Records excerpted from a collection:
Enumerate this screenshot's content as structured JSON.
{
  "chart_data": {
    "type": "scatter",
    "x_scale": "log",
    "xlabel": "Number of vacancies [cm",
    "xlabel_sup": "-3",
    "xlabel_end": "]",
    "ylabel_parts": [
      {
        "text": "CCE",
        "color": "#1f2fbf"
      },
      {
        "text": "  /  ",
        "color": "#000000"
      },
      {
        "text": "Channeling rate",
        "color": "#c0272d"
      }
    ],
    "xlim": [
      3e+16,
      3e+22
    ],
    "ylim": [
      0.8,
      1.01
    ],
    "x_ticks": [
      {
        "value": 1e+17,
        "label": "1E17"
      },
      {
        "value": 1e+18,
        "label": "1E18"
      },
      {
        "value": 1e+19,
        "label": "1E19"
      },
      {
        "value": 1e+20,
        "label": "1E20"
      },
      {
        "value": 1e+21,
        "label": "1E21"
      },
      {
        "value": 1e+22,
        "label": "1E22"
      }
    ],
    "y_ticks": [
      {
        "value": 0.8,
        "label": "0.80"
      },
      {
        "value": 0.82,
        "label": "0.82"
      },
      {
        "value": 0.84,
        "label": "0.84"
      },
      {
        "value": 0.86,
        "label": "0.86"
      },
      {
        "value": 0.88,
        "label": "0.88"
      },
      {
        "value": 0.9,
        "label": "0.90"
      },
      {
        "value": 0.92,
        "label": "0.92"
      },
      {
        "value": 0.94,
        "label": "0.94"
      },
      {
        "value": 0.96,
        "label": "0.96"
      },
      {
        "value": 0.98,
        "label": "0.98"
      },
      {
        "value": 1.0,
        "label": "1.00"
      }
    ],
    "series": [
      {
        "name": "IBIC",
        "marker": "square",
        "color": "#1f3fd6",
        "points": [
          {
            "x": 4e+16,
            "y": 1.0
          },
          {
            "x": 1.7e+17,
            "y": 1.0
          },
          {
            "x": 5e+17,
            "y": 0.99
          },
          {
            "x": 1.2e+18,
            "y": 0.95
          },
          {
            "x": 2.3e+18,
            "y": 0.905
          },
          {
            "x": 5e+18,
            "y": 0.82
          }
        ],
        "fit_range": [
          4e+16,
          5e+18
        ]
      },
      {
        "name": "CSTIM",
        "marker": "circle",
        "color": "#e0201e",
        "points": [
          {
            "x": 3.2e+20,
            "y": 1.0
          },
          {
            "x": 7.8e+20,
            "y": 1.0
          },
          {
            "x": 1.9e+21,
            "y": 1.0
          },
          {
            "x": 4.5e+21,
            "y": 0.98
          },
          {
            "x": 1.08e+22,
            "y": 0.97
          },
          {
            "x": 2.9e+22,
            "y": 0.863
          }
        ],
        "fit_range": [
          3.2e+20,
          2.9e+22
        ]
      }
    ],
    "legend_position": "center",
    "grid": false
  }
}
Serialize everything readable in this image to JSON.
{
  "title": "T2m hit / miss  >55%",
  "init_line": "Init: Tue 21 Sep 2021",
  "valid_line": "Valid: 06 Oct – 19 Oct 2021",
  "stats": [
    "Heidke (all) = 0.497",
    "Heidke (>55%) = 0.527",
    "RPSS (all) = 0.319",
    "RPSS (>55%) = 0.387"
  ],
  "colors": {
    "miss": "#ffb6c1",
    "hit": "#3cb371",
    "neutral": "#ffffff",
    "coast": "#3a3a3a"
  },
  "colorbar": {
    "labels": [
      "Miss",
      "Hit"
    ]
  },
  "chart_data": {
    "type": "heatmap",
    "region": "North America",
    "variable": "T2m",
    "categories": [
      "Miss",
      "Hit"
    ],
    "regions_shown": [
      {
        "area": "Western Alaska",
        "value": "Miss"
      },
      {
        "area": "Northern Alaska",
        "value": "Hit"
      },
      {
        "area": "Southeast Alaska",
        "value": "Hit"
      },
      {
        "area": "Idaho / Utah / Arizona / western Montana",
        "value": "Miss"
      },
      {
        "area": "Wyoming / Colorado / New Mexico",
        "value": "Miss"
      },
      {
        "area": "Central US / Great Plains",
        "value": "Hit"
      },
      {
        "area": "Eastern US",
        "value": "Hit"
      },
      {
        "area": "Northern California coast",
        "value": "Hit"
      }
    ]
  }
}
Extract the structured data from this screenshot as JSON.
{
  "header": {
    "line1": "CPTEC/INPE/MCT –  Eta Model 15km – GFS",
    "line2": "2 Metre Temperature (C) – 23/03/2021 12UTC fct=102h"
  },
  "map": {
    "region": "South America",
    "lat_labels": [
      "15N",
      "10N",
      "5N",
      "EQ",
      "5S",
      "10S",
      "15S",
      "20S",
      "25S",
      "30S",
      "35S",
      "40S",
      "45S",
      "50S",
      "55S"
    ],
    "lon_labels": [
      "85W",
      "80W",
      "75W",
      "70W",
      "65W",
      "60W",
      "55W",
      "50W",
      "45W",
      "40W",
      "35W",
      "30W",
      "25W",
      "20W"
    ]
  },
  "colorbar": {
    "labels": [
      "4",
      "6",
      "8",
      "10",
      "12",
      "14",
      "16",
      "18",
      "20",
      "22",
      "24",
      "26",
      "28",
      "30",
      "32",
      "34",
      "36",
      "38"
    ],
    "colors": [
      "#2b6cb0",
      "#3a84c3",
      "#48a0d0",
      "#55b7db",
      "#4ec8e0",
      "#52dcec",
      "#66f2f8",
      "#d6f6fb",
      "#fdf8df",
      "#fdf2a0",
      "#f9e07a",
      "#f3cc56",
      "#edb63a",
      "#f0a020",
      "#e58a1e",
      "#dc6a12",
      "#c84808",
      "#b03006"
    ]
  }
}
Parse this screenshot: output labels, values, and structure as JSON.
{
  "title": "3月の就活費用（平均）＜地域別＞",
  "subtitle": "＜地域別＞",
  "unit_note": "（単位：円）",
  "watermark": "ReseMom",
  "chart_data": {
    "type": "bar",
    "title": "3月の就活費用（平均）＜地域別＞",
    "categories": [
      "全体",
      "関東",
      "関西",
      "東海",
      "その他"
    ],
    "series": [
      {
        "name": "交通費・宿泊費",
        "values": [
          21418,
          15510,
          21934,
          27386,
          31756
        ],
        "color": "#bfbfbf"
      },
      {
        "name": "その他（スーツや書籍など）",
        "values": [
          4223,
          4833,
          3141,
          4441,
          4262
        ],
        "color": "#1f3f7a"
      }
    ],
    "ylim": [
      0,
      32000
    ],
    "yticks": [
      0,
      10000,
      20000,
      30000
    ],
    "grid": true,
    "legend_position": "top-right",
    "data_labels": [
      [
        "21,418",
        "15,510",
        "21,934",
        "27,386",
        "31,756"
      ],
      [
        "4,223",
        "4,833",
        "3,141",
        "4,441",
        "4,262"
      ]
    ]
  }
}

=== AIM ===
Your task is to transcribe the listing above in full, exactly as given.

=== RESULT OF THE EXERCISE ===
Enumerate this screenshot's content as structured JSON.
{
  "chart_data": {
    "type": "scatter",
    "x_scale": "log",
    "xlabel": "Number of vacancies [cm",
    "xlabel_sup": "-3",
    "xlabel_end": "]",
    "ylabel_parts": [
      {
        "text": "CCE",
        "color": "#1f2fbf"
      },
      {
        "text": "  /  ",
        "color": "#000000"
      },
      {
        "text": "Channeling rate",
        "color": "#c0272d"
      }
    ],
    "xlim": [
      3e+16,
      3e+22
    ],
    "ylim": [
      0.8,
      1.01
    ],
    "x_ticks": [
      {
        "value": 1e+17,
        "label": "1E17"
      },
      {
        "value": 1e+18,
        "label": "1E18"
      },
      {
        "value": 1e+19,
        "label": "1E19"
      },
      {
        "value": 1e+20,
        "label": "1E20"
      },
      {
        "value": 1e+21,
        "label": "1E21"
      },
      {
        "value": 1e+22,
        "label": "1E22"
      }
    ],
    "y_ticks": [
      {
        "value": 0.8,
        "label": "0.80"
      },
      {
        "value": 0.82,
        "label": "0.82"
      },
      {
        "value": 0.84,
        "label": "0.84"
      },
      {
        "value": 0.86,
        "label": "0.86"
      },
      {
        "value": 0.88,
        "label": "0.88"
      },
      {
        "value": 0.9,
        "label": "0.90"
      },
      {
        "value": 0.92,
        "label": "0.92"
      },
      {
        "value": 0.94,
        "label": "0.94"
      },
      {
        "value": 0.96,
        "label": "0.96"
      },
      {
        "value": 0.98,
        "label": "0.98"
      },
      {
        "value": 1.0,
        "label": "1.00"
      }
    ],
    "series": [
      {
        "name": "IBIC",
        "marker": "square",
        "color": "#1f3fd6",
        "points": [
          {
            "x": 4e+16,
            "y": 1.0
          },
          {
            "x": 1.7e+17,
            "y": 1.0
          },
          {
            "x": 5e+17,
            "y": 0.99
          },
          {
            "x": 1.2e+18,
            "y": 0.95
          },
          {
            "x": 2.3e+18,
            "y": 0.905
          },
          {
            "x": 5e+18,
            "y": 0.82
          }
        ],
        "fit_range": [
          4e+16,
          5e+18
        ]
      },
      {
        "name": "CSTIM",
        "marker": "circle",
        "color": "#e0201e",
        "points": [
          {
            "x": 3.2e+20,
            "y": 1.0
          },
          {
            "x": 7.8e+20,
            "y": 1.0
          },
          {
            "x": 1.9e+21,
            "y": 1.0
          },
          {
            "x": 4.5e+21,
            "y": 0.98
          },
          {
            "x": 1.08e+22,
            "y": 0.97
          },
          {
            "x": 2.9e+22,
            "y": 0.863
          }
        ],
        "fit_range": [
          3.2e+20,
          2.9e+22
        ]
      }
    ],
    "legend_position": "center",
    "grid": false
  }
}
Serialize everything readable in this image to JSON.
{
  "title": "T2m hit / miss  >55%",
  "init_line": "Init: Tue 21 Sep 2021",
  "valid_line": "Valid: 06 Oct – 19 Oct 2021",
  "stats": [
    "Heidke (all) = 0.497",
    "Heidke (>55%) = 0.527",
    "RPSS (all) = 0.319",
    "RPSS (>55%) = 0.387"
  ],
  "colors": {
    "miss": "#ffb6c1",
    "hit": "#3cb371",
    "neutral": "#ffffff",
    "coast": "#3a3a3a"
  },
  "colorbar": {
    "labels": [
      "Miss",
      "Hit"
    ]
  },
  "chart_data": {
    "type": "heatmap",
    "region": "North America",
    "variable": "T2m",
    "categories": [
      "Miss",
      "Hit"
    ],
    "regions_shown": [
      {
        "area": "Western Alaska",
        "value": "Miss"
      },
      {
        "area": "Northern Alaska",
        "value": "Hit"
      },
      {
        "area": "Southeast Alaska",
        "value": "Hit"
      },
      {
        "area": "Idaho / Utah / Arizona / western Montana",
        "value": "Miss"
      },
      {
        "area": "Wyoming / Colorado / New Mexico",
        "value": "Miss"
      },
      {
        "area": "Central US / Great Plains",
        "value": "Hit"
      },
      {
        "area": "Eastern US",
        "value": "Hit"
      },
      {
        "area": "Northern California coast",
        "value": "Hit"
      }
    ]
  }
}
Extract the structured data from this screenshot as JSON.
{
  "header": {
    "line1": "CPTEC/INPE/MCT –  Eta Model 15km – GFS",
    "line2": "2 Metre Temperature (C) – 23/03/2021 12UTC fct=102h"
  },
  "map": {
    "region": "South America",
    "lat_labels": [
      "15N",
      "10N",
      "5N",
      "EQ",
      "5S",
      "10S",
      "15S",
      "20S",
      "25S",
      "30S",
      "35S",
      "40S",
      "45S",
      "50S",
      "55S"
    ],
    "lon_labels": [
      "85W",
      "80W",
      "75W",
      "70W",
      "65W",
      "60W",
      "55W",
      "50W",
      "45W",
      "40W",
      "35W",
      "30W",
      "25W",
      "20W"
    ]
  },
  "colorbar": {
    "labels": [
      "4",
      "6",
      "8",
      "10",
      "12",
      "14",
      "16",
      "18",
      "20",
      "22",
      "24",
      "26",
      "28",
      "30",
      "32",
      "34",
      "36",
      "38"
    ],
    "colors": [
      "#2b6cb0",
      "#3a84c3",
      "#48a0d0",
      "#55b7db",
      "#4ec8e0",
      "#52dcec",
      "#66f2f8",
      "#d6f6fb",
      "#fdf8df",
      "#fdf2a0",
      "#f9e07a",
      "#f3cc56",
      "#edb63a",
      "#f0a020",
      "#e58a1e",
      "#dc6a12",
      "#c84808",
      "#b03006"
    ]
  }
}
Parse this screenshot: output labels, values, and structure as JSON.
{
  "title": "3月の就活費用（平均）＜地域別＞",
  "subtitle": "＜地域別＞",
  "unit_note": "（単位：円）",
  "watermark": "ReseMom",
  "chart_data": {
    "type": "bar",
    "title": "3月の就活費用（平均）＜地域別＞",
    "categories": [
      "全体",
      "関東",
      "関西",
      "東海",
      "その他"
    ],
    "series": [
      {
        "name": "交通費・宿泊費",
        "values": [
          21418,
          15510,
          21934,
          27386,
          31756
        ],
        "color": "#bfbfbf"
      },
      {
        "name": "その他（スーツや書籍など）",
        "values": [
          4223,
          4833,
          3141,
          4441,
          4262
        ],
        "color": "#1f3f7a"
      }
    ],
    "ylim": [
      0,
      32000
    ],
    "yticks": [
      0,
      10000,
      20000,
      30000
    ],
    "grid": true,
    "legend_position": "top-right",
    "data_labels": [
      [
        "21,418",
        "15,510",
        "21,934",
        "27,386",
        "31,756"
      ],
      [
        "4,223",
        "4,833",
        "3,141",
        "4,441",
        "4,262"
      ]
    ]
  }
}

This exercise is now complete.